▶ WORK TO DO
Drop every picture, then transcribe the remaining data exactly.

(Stored records)
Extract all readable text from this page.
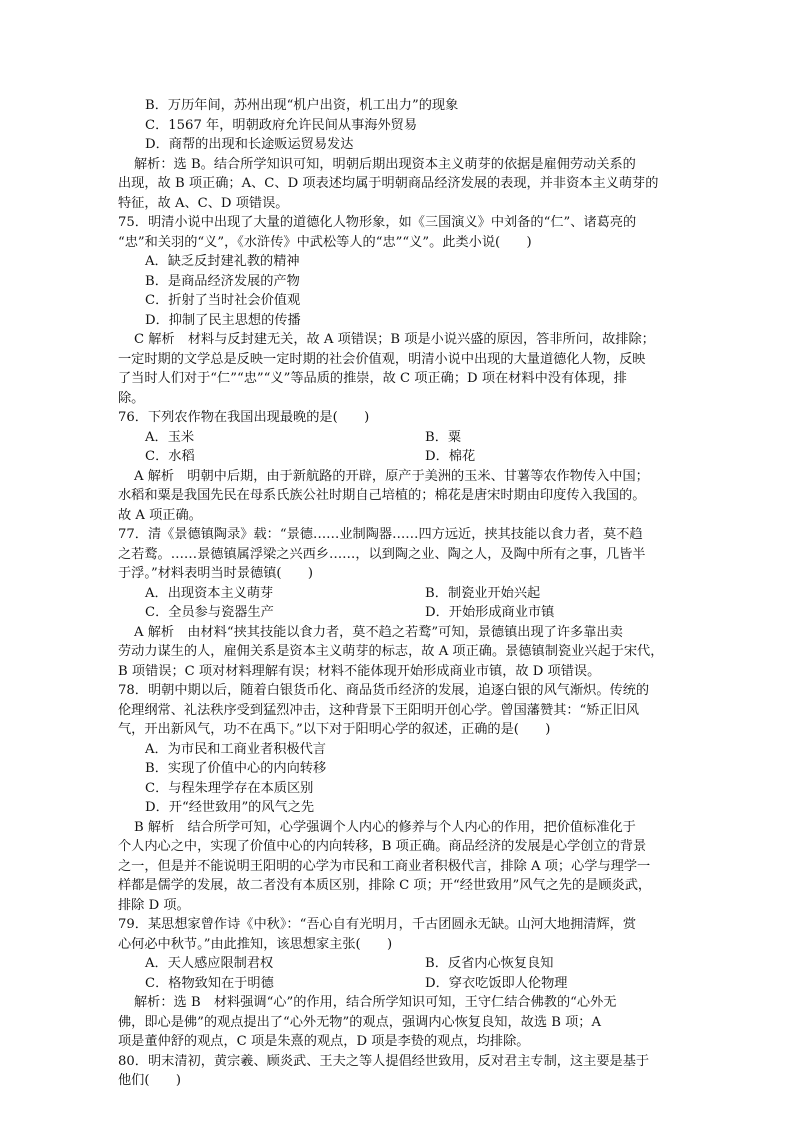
B．万历年间，苏州出现“机户出资，机工出力”的现象
C．1567 年，明朝政府允许民间从事海外贸易
D．商帮的出现和长途贩运贸易发达
解析：选 B。结合所学知识可知，明朝后期出现资本主义萌芽的依据是雇佣劳动关系的
出现，故 B 项正确；A、C、D 项表述均属于明朝商品经济发展的表现，并非资本主义萌芽的
特征，故 A、C、D 项错误。
75．明清小说中出现了大量的道德化人物形象，如《三国演义》中刘备的“仁”、诸葛亮的
“忠”和关羽的“义”，《水浒传》中武松等人的“忠”“义”。此类小说(　　)
A．缺乏反封建礼教的精神
B．是商品经济发展的产物
C．折射了当时社会价值观
D．抑制了民主思想的传播
C 解析　材料与反封建无关，故 A 项错误；B 项是小说兴盛的原因，答非所问，故排除；
一定时期的文学总是反映一定时期的社会价值观，明清小说中出现的大量道德化人物，反映
了当时人们对于“仁”“忠”“义”等品质的推崇，故 C 项正确；D 项在材料中没有体现，排
除。
76．下列农作物在我国出现最晚的是(　　)
A．玉米	B．粟
C．水稻	D．棉花
A 解析　明朝中后期，由于新航路的开辟，原产于美洲的玉米、甘薯等农作物传入中国；
水稻和粟是我国先民在母系氏族公社时期自己培植的；棉花是唐宋时期由印度传入我国的。
故 A 项正确。
77．清《景德镇陶录》载：“景德……业制陶器……四方远近，挟其技能以食力者，莫不趋
之若鹜。……景德镇属浮梁之兴西乡……，以到陶之业、陶之人，及陶中所有之事，几皆半
于浮。”材料表明当时景德镇(　　)
A．出现资本主义萌芽	B．制瓷业开始兴起
C．全员参与瓷器生产	D．开始形成商业市镇
A 解析　由材料“挟其技能以食力者，莫不趋之若鹜”可知，景德镇出现了许多靠出卖
劳动力谋生的人，雇佣关系是资本主义萌芽的标志，故 A 项正确。景德镇制瓷业兴起于宋代，
B 项错误；C 项对材料理解有误；材料不能体现开始形成商业市镇，故 D 项错误。
78．明朝中期以后，随着白银货币化、商品货币经济的发展，追逐白银的风气渐炽。传统的
伦理纲常、礼法秩序受到猛烈冲击，这种背景下王阳明开创心学。曾国藩赞其：“矫正旧风
气，开出新风气，功不在禹下。”以下对于阳明心学的叙述，正确的是(　　)
A．为市民和工商业者积极代言
B．实现了价值中心的内向转移
C．与程朱理学存在本质区别
D．开“经世致用”的风气之先
B 解析　结合所学可知，心学强调个人内心的修养与个人内心的作用，把价值标准化于
个人内心之中，实现了价值中心的内向转移，B 项正确。商品经济的发展是心学创立的背景
之一，但是并不能说明王阳明的心学为市民和工商业者积极代言，排除 A 项；心学与理学一
样都是儒学的发展，故二者没有本质区别，排除 C 项；开“经世致用”风气之先的是顾炎武，
排除 D 项。
79．某思想家曾作诗《中秋》：“吾心自有光明月，千古团圆永无缺。山河大地拥清辉，赏
心何必中秋节。”由此推知，该思想家主张(　　)
A．天人感应限制君权	B．反省内心恢复良知
C．格物致知在于明德	D．穿衣吃饭即人伦物理
解析：选 B　材料强调“心”的作用，结合所学知识可知，王守仁结合佛教的“心外无
佛，即心是佛”的观点提出了“心外无物”的观点，强调内心恢复良知，故选 B 项；A
项是董仲舒的观点，C 项是朱熹的观点，D 项是李贽的观点，均排除。
80．明末清初，黄宗羲、顾炎武、王夫之等人提倡经世致用，反对君主专制，这主要是基于
他们(　　)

▶ OUTPUT BELOW
Extract all readable text from this page.
B．万历年间，苏州出现“机户出资，机工出力”的现象
C．1567 年，明朝政府允许民间从事海外贸易
D．商帮的出现和长途贩运贸易发达
解析：选 B。结合所学知识可知，明朝后期出现资本主义萌芽的依据是雇佣劳动关系的
出现，故 B 项正确；A、C、D 项表述均属于明朝商品经济发展的表现，并非资本主义萌芽的
特征，故 A、C、D 项错误。
75．明清小说中出现了大量的道德化人物形象，如《三国演义》中刘备的“仁”、诸葛亮的
“忠”和关羽的“义”，《水浒传》中武松等人的“忠”“义”。此类小说(　　)
A．缺乏反封建礼教的精神
B．是商品经济发展的产物
C．折射了当时社会价值观
D．抑制了民主思想的传播
C 解析　材料与反封建无关，故 A 项错误；B 项是小说兴盛的原因，答非所问，故排除；
一定时期的文学总是反映一定时期的社会价值观，明清小说中出现的大量道德化人物，反映
了当时人们对于“仁”“忠”“义”等品质的推崇，故 C 项正确；D 项在材料中没有体现，排
除。
76．下列农作物在我国出现最晚的是(　　)
A．玉米	B．粟
C．水稻	D．棉花
A 解析　明朝中后期，由于新航路的开辟，原产于美洲的玉米、甘薯等农作物传入中国；
水稻和粟是我国先民在母系氏族公社时期自己培植的；棉花是唐宋时期由印度传入我国的。
故 A 项正确。
77．清《景德镇陶录》载：“景德……业制陶器……四方远近，挟其技能以食力者，莫不趋
之若鹜。……景德镇属浮梁之兴西乡……，以到陶之业、陶之人，及陶中所有之事，几皆半
于浮。”材料表明当时景德镇(　　)
A．出现资本主义萌芽	B．制瓷业开始兴起
C．全员参与瓷器生产	D．开始形成商业市镇
A 解析　由材料“挟其技能以食力者，莫不趋之若鹜”可知，景德镇出现了许多靠出卖
劳动力谋生的人，雇佣关系是资本主义萌芽的标志，故 A 项正确。景德镇制瓷业兴起于宋代，
B 项错误；C 项对材料理解有误；材料不能体现开始形成商业市镇，故 D 项错误。
78．明朝中期以后，随着白银货币化、商品货币经济的发展，追逐白银的风气渐炽。传统的
伦理纲常、礼法秩序受到猛烈冲击，这种背景下王阳明开创心学。曾国藩赞其：“矫正旧风
气，开出新风气，功不在禹下。”以下对于阳明心学的叙述，正确的是(　　)
A．为市民和工商业者积极代言
B．实现了价值中心的内向转移
C．与程朱理学存在本质区别
D．开“经世致用”的风气之先
B 解析　结合所学可知，心学强调个人内心的修养与个人内心的作用，把价值标准化于
个人内心之中，实现了价值中心的内向转移，B 项正确。商品经济的发展是心学创立的背景
之一，但是并不能说明王阳明的心学为市民和工商业者积极代言，排除 A 项；心学与理学一
样都是儒学的发展，故二者没有本质区别，排除 C 项；开“经世致用”风气之先的是顾炎武，
排除 D 项。
79．某思想家曾作诗《中秋》：“吾心自有光明月，千古团圆永无缺。山河大地拥清辉，赏
心何必中秋节。”由此推知，该思想家主张(　　)
A．天人感应限制君权	B．反省内心恢复良知
C．格物致知在于明德	D．穿衣吃饭即人伦物理
解析：选 B　材料强调“心”的作用，结合所学知识可知，王守仁结合佛教的“心外无
佛，即心是佛”的观点提出了“心外无物”的观点，强调内心恢复良知，故选 B 项；A
项是董仲舒的观点，C 项是朱熹的观点，D 项是李贽的观点，均排除。
80．明末清初，黄宗羲、顾炎武、王夫之等人提倡经世致用，反对君主专制，这主要是基于
他们(　　)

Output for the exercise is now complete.